- Instruction:
Locate "Decode this image" in the records below, then copy its line and every following line exactly, without the pictures.

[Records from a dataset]
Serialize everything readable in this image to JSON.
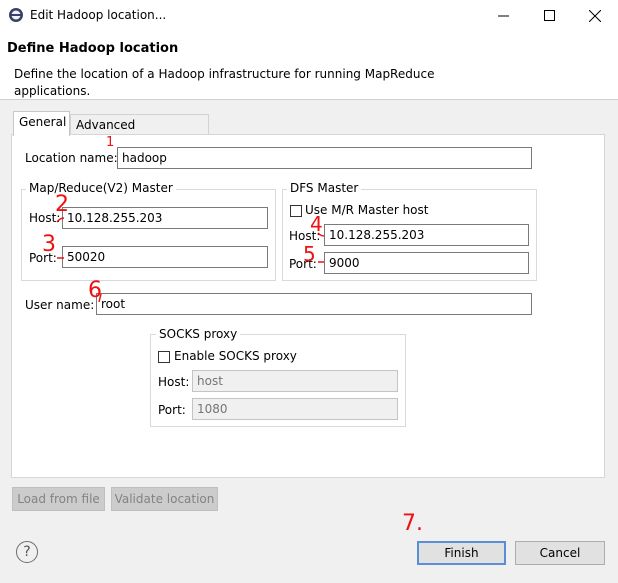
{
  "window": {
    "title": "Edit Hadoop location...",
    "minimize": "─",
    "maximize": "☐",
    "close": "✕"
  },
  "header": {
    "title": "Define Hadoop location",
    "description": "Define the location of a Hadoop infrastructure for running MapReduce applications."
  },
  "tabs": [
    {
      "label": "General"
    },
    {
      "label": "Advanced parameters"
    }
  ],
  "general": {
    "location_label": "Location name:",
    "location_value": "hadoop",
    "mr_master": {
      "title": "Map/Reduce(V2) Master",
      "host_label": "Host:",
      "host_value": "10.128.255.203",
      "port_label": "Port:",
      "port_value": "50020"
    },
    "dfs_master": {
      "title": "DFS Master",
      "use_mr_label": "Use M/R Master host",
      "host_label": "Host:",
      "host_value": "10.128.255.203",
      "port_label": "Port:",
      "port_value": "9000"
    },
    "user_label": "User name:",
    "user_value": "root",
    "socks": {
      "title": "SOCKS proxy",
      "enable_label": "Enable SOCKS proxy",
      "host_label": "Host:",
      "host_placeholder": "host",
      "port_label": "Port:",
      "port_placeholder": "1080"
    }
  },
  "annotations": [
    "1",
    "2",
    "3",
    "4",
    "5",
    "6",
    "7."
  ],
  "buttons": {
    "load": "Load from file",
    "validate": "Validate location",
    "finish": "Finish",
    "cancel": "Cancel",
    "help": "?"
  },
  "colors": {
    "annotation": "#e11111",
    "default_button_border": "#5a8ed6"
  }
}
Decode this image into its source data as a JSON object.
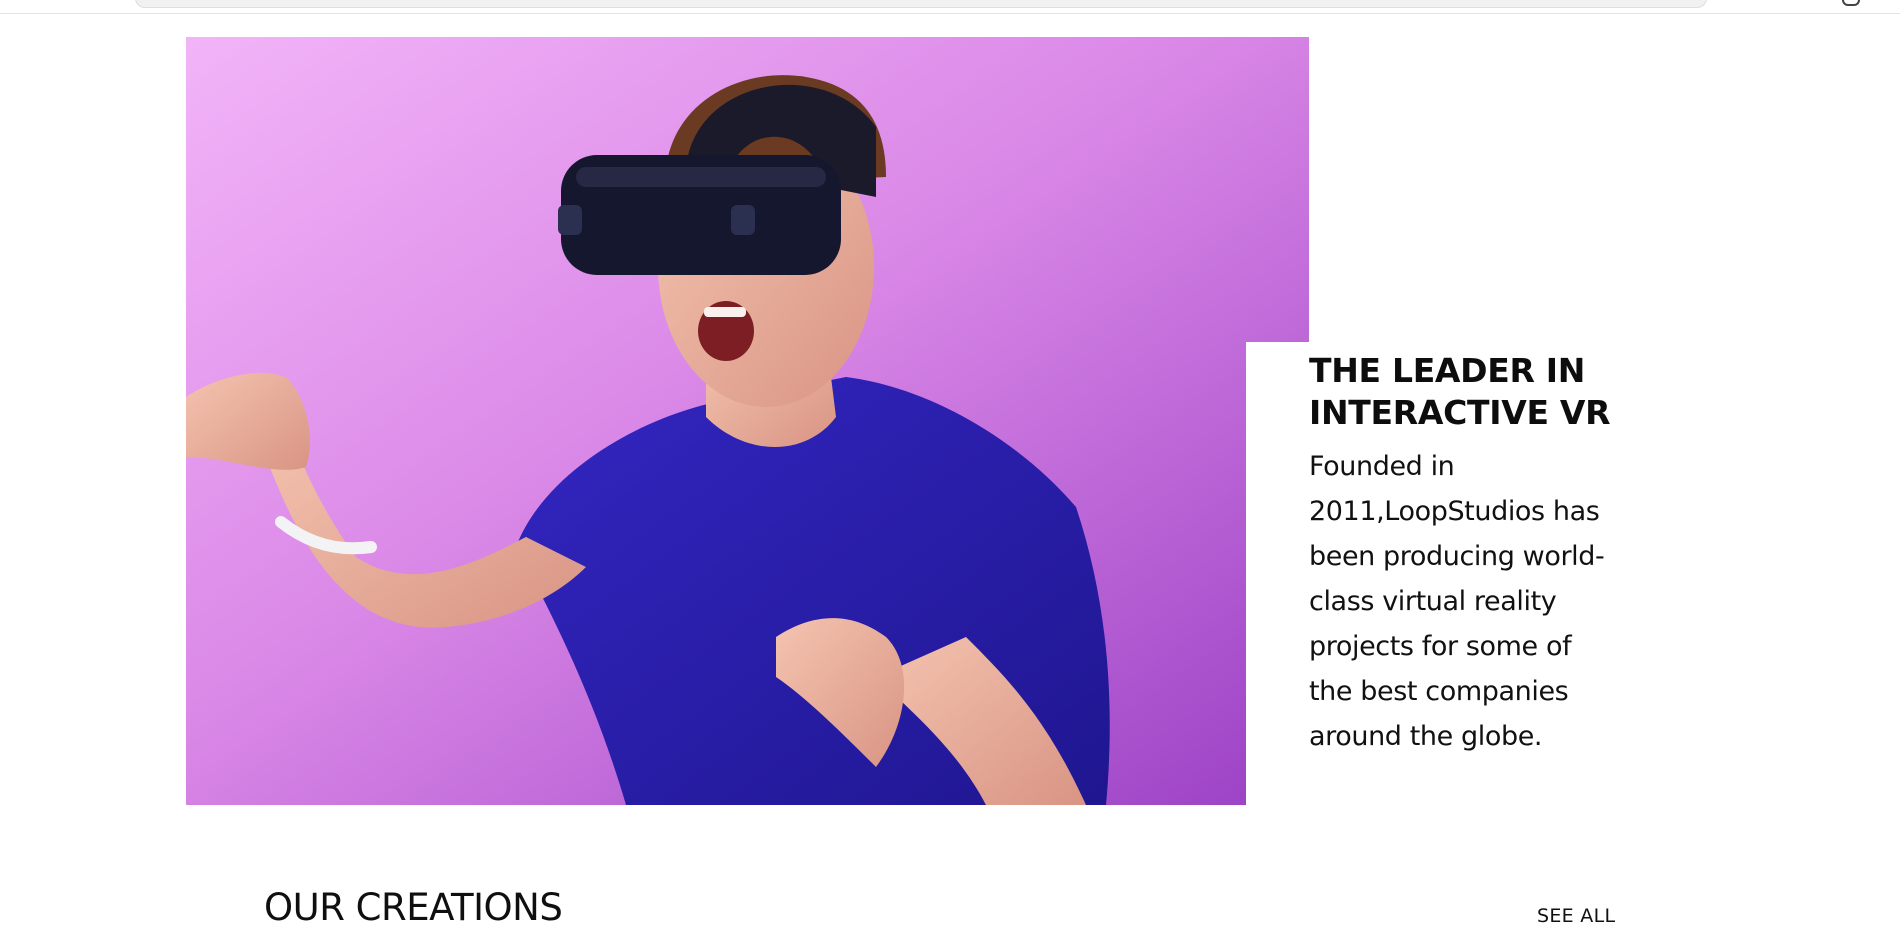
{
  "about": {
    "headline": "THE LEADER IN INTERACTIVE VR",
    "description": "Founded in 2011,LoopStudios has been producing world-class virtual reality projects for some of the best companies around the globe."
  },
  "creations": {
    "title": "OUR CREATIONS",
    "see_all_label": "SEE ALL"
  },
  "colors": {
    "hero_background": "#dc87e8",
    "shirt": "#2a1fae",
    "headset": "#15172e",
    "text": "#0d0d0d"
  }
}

- Reply to the task:
Decode this image into its source data as a JSON object.
{
  "about": {
    "headline": "THE LEADER IN INTERACTIVE VR",
    "description": "Founded in 2011,LoopStudios has been producing world-class virtual reality projects for some of the best companies around the globe."
  },
  "creations": {
    "title": "OUR CREATIONS",
    "see_all_label": "SEE ALL"
  },
  "colors": {
    "hero_background": "#dc87e8",
    "shirt": "#2a1fae",
    "headset": "#15172e",
    "text": "#0d0d0d"
  }
}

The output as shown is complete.